Records from a data source
###
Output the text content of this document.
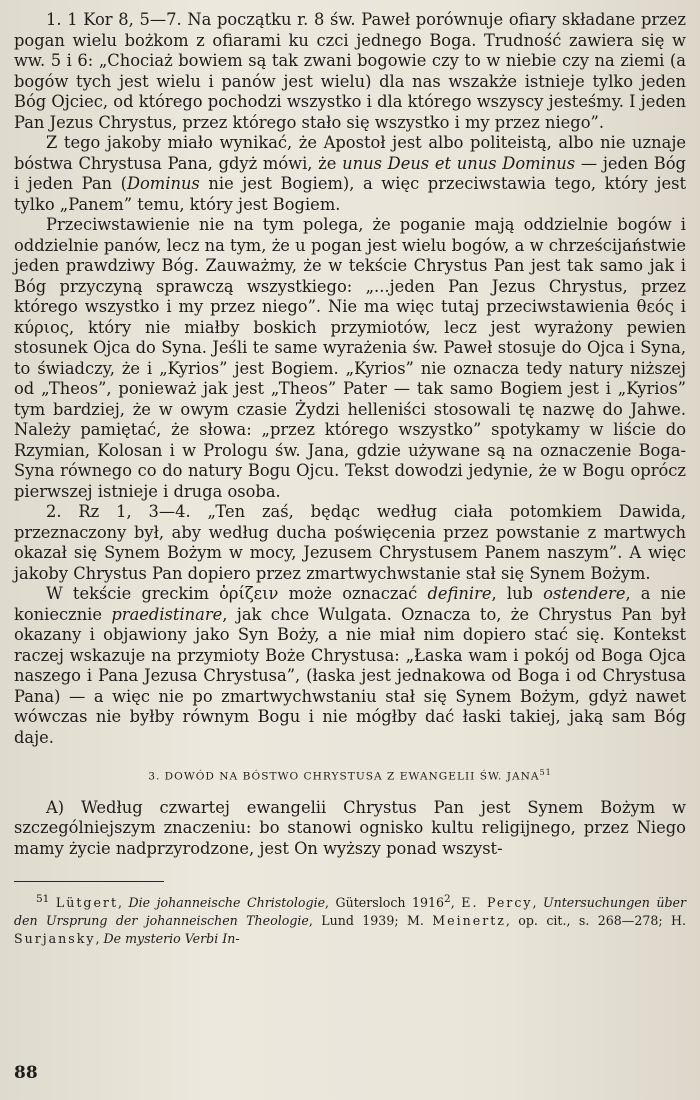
1. 1 Kor 8, 5—7. Na początku r. 8 św. Paweł porównuje ofiary składane przez pogan wielu bożkom z ofiarami ku czci jednego Boga. Trudność zawiera się w ww. 5 i 6: „Chociaż bowiem są tak zwani bogowie czy to w niebie czy na ziemi (a bogów tych jest wielu i panów jest wielu) dla nas wszakże istnieje tylko jeden Bóg Ojciec, od którego pochodzi wszystko i dla którego wszyscy jesteśmy. I jeden Pan Jezus Chrystus, przez którego stało się wszystko i my przez niego”.

Z tego jakoby miało wynikać, że Apostoł jest albo politeistą, albo nie uznaje bóstwa Chrystusa Pana, gdyż mówi, że unus Deus et unus Dominus — jeden Bóg i jeden Pan (Dominus nie jest Bogiem), a więc przeciwstawia tego, który jest tylko „Panem” temu, który jest Bogiem.

Przeciwstawienie nie na tym polega, że poganie mają oddzielnie bogów i oddzielnie panów, lecz na tym, że u pogan jest wielu bogów, a w chrześcijaństwie jeden prawdziwy Bóg. Zauważmy, że w tekście Chrystus Pan jest tak samo jak i Bóg przyczyną sprawczą wszystkiego: „...jeden Pan Jezus Chrystus, przez którego wszystko i my przez niego”. Nie ma więc tutaj przeciwstawienia θεός i κύριος, który nie miałby boskich przymiotów, lecz jest wyrażony pewien stosunek Ojca do Syna. Jeśli te same wyrażenia św. Paweł stosuje do Ojca i Syna, to świadczy, że i „Kyrios” jest Bogiem. „Kyrios” nie oznacza tedy natury niższej od „Theos”, ponieważ jak jest „Theos” Pater — tak samo Bogiem jest i „Kyrios” tym bardziej, że w owym czasie Żydzi helleniści stosowali tę nazwę do Jahwe. Należy pamiętać, że słowa: „przez którego wszystko” spotykamy w liście do Rzymian, Kolosan i w Prologu św. Jana, gdzie używane są na oznaczenie Boga-Syna równego co do natury Bogu Ojcu. Tekst dowodzi jedynie, że w Bogu oprócz pierwszej istnieje i druga osoba.

2. Rz 1, 3—4. „Ten zaś, będąc według ciała potomkiem Dawida, przeznaczony był, aby według ducha poświęcenia przez powstanie z martwych okazał się Synem Bożym w mocy, Jezusem Chrystusem Panem naszym”. A więc jakoby Chrystus Pan dopiero przez zmartwychwstanie stał się Synem Bożym.

W tekście greckim ὁρίζειν może oznaczać definire, lub ostendere, a nie koniecznie praedistinare, jak chce Wulgata. Oznacza to, że Chrystus Pan był okazany i objawiony jako Syn Boży, a nie miał nim dopiero stać się. Kontekst raczej wskazuje na przymioty Boże Chrystusa: „Łaska wam i pokój od Boga Ojca naszego i Pana Jezusa Chrystusa”, (łaska jest jednakowa od Boga i od Chrystusa Pana) — a więc nie po zmartwychwstaniu stał się Synem Bożym, gdyż nawet wówczas nie byłby równym Bogu i nie mógłby dać łaski takiej, jaką sam Bóg daje.

3. DOWÓD NA BÓSTWO CHRYSTUSA Z EWANGELII ŚW. JANA$^{51}$

A) Według czwartej ewangelii Chrystus Pan jest Synem Bożym w szczególniejszym znaczeniu: bo stanowi ognisko kultu religijnego, przez Niego mamy życie nadprzyrodzone, jest On wyższy ponad wszyst-

$^{51}$ Lütgert, Die johanneische Christologie, Gütersloch 1916$^2$, E. Percy, Untersuchungen über den Ursprung der johanneischen Theologie, Lund 1939; M. Meinertz, op. cit., s. 268—278; H. Surjansky, De mysterio Verbi In-

88
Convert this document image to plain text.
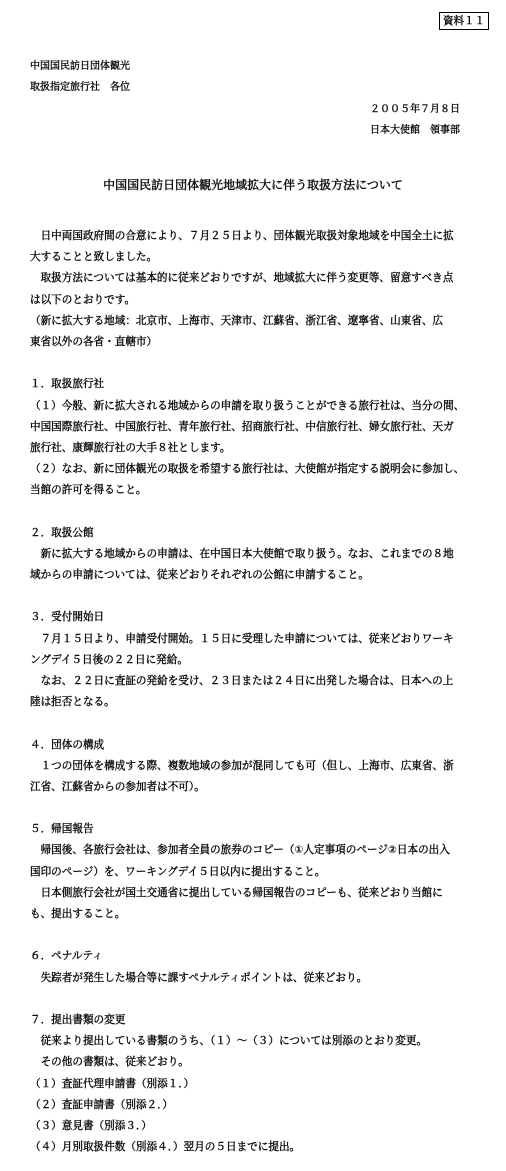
資料１１
中国国民訪日団体観光
取扱指定旅行社　各位
２００５年７月８日
日本大使館　領事部
中国国民訪日団体観光地域拡大に伴う取扱方法について
日中両国政府間の合意により、７月２５日より、団体観光取扱対象地域を中国全土に拡
大することと致しました。
取扱方法については基本的に従来どおりですが、地域拡大に伴う変更等、留意すべき点
は以下のとおりです。
（新に拡大する地域：北京市、上海市、天津市、江蘇省、浙江省、遼寧省、山東省、広
東省以外の各省・直轄市）
１．取扱旅行社
（１）今般、新に拡大される地域からの申請を取り扱うことができる旅行社は、当分の間、
中国国際旅行社、中国旅行社、青年旅行社、招商旅行社、中信旅行社、婦女旅行社、天ガ
旅行社、康輝旅行社の大手８社とします。
（２）なお、新に団体観光の取扱を希望する旅行社は、大使館が指定する説明会に参加し、
当館の許可を得ること。
２．取扱公館
新に拡大する地域からの申請は、在中国日本大使館で取り扱う。なお、これまでの８地
域からの申請については、従来どおりそれぞれの公館に申請すること。
３．受付開始日
７月１５日より、申請受付開始。１５日に受理した申請については、従来どおりワーキ
ングデイ５日後の２２日に発給。
なお、２２日に査証の発給を受け、２３日または２４日に出発した場合は、日本への上
陸は拒否となる。
４．団体の構成
１つの団体を構成する際、複数地域の参加が混同しても可（但し、上海市、広東省、浙
江省、江蘇省からの参加者は不可）。
５．帰国報告
帰国後、各旅行会社は、参加者全員の旅券のコピー（①人定事項のページ②日本の出入
国印のページ）を、ワーキングデイ５日以内に提出すること。
日本側旅行会社が国土交通省に提出している帰国報告のコピーも、従来どおり当館に
も、提出すること。
６．ペナルティ
失踪者が発生した場合等に課すペナルティポイントは、従来どおり。
７．提出書類の変更
従来より提出している書類のうち、（１）～（３）については別添のとおり変更。
その他の書類は、従来どおり。
（１）査証代理申請書（別添１．）
（２）査証申請書（別添２．）
（３）意見書（別添３．）
（４）月別取扱件数（別添４．）翌月の５日までに提出。
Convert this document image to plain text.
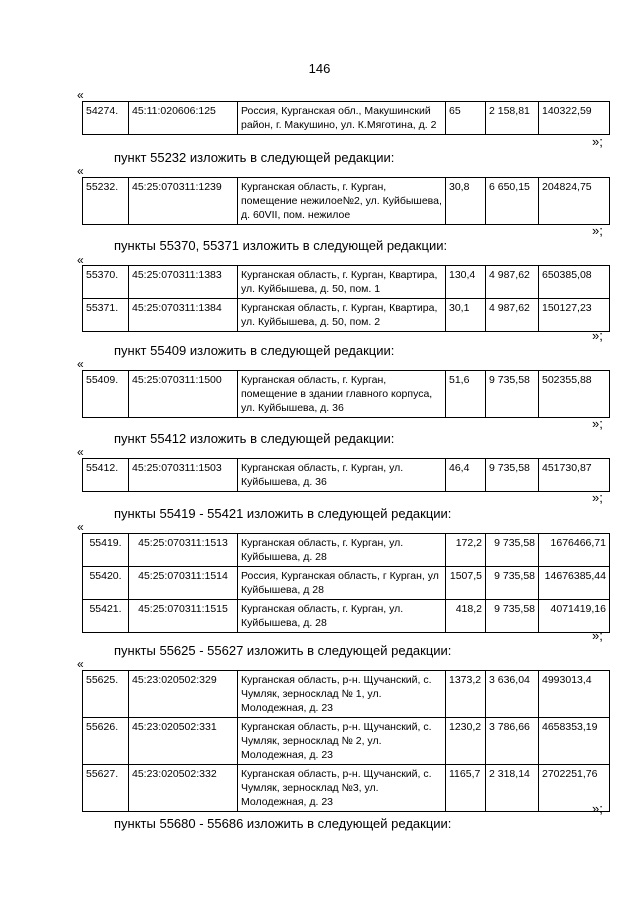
146
«
54274.	45:11:020606:125	Россия, Курганская обл., Макушинский район, г. Макушино, ул. К.Мяготина, д. 2	65	2 158,81	140322,59
»;
пункт 55232 изложить в следующей редакции:
«
55232.	45:25:070311:1239	Курганская область, г. Курган, помещение нежилое№2, ул. Куйбышева, д. 60VII, пом. нежилое	30,8	6 650,15	204824,75
»;
пункты 55370, 55371 изложить в следующей редакции:
«
55370.	45:25:070311:1383	Курганская область, г. Курган, Квартира, ул. Куйбышева, д. 50, пом. 1	130,4	4 987,62	650385,08
55371.	45:25:070311:1384	Курганская область, г. Курган, Квартира, ул. Куйбышева, д. 50, пом. 2	30,1	4 987,62	150127,23
»;
пункт 55409 изложить в следующей редакции:
«
55409.	45:25:070311:1500	Курганская область, г. Курган, помещение в здании главного корпуса, ул. Куйбышева, д. 36	51,6	9 735,58	502355,88
»;
пункт 55412 изложить в следующей редакции:
«
55412.	45:25:070311:1503	Курганская область, г. Курган, ул. Куйбышева, д. 36	46,4	9 735,58	451730,87
»;
пункты 55419 - 55421 изложить в следующей редакции:
«
55419.	45:25:070311:1513	Курганская область, г. Курган, ул. Куйбышева, д. 28	172,2	9 735,58	1676466,71
55420.	45:25:070311:1514	Россия, Курганская область, г Курган, ул Куйбышева, д 28	1507,5	9 735,58	14676385,44
55421.	45:25:070311:1515	Курганская область, г. Курган, ул. Куйбышева, д. 28	418,2	9 735,58	4071419,16
»;
пункты 55625 - 55627 изложить в следующей редакции:
«
55625.	45:23:020502:329	Курганская область, р-н. Щучанский, с. Чумляк, зерносклад № 1, ул. Молодежная, д. 23	1373,2	3 636,04	4993013,4
55626.	45:23:020502:331	Курганская область, р-н. Щучанский, с. Чумляк, зерносклад № 2, ул. Молодежная, д. 23	1230,2	3 786,66	4658353,19
55627.	45:23:020502:332	Курганская область, р-н. Щучанский, с. Чумляк, зерносклад №3, ул. Молодежная, д. 23	1165,7	2 318,14	2702251,76
»;
пункты 55680 - 55686 изложить в следующей редакции:
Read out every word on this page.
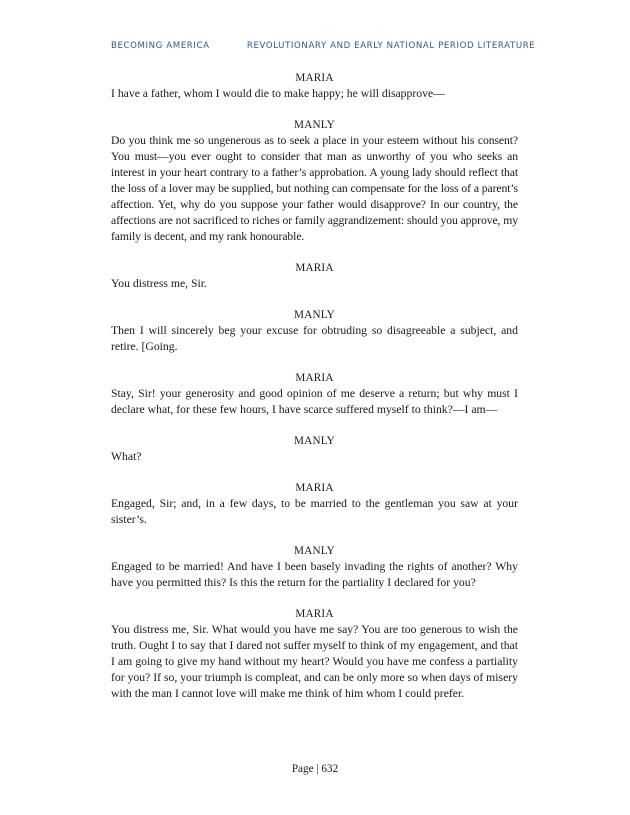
BECOMING AMERICA	REVOLUTIONARY AND EARLY NATIONAL PERIOD LITERATURE

MARIA

I have a father, whom I would die to make happy; he will disapprove—

MANLY

Do you think me so ungenerous as to seek a place in your esteem without his consent? You must—you ever ought to consider that man as unworthy of you who seeks an interest in your heart contrary to a father’s approbation. A young lady should reflect that the loss of a lover may be supplied, but nothing can compensate for the loss of a parent’s affection. Yet, why do you suppose your father would disapprove? In our country, the affections are not sacrificed to riches or family aggrandizement: should you approve, my family is decent, and my rank honourable.

MARIA

You distress me, Sir.

MANLY

Then I will sincerely beg your excuse for obtruding so disagreeable a subject, and retire. [Going.

MARIA

Stay, Sir! your generosity and good opinion of me deserve a return; but why must I declare what, for these few hours, I have scarce suffered myself to think?—I am—

MANLY

What?

MARIA

Engaged, Sir; and, in a few days, to be married to the gentleman you saw at your sister’s.

MANLY

Engaged to be married! And have I been basely invading the rights of another? Why have you permitted this? Is this the return for the partiality I declared for you?

MARIA

You distress me, Sir. What would you have me say? You are too generous to wish the truth. Ought I to say that I dared not suffer myself to think of my engagement, and that I am going to give my hand without my heart? Would you have me confess a partiality for you? If so, your triumph is compleat, and can be only more so when days of misery with the man I cannot love will make me think of him whom I could prefer.

Page | 632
###
- Exercise aim -
Search the data above for the string "редакции" and return every line that has it.

- Solution for this problem -
пункт 55232 изложить в следующей редакции:
пункты 55370, 55371 изложить в следующей редакции:
пункт 55409 изложить в следующей редакции:
пункт 55412 изложить в следующей редакции:
пункты 55419 - 55421 изложить в следующей редакции:
пункты 55625 - 55627 изложить в следующей редакции:
пункты 55680 - 55686 изложить в следующей редакции:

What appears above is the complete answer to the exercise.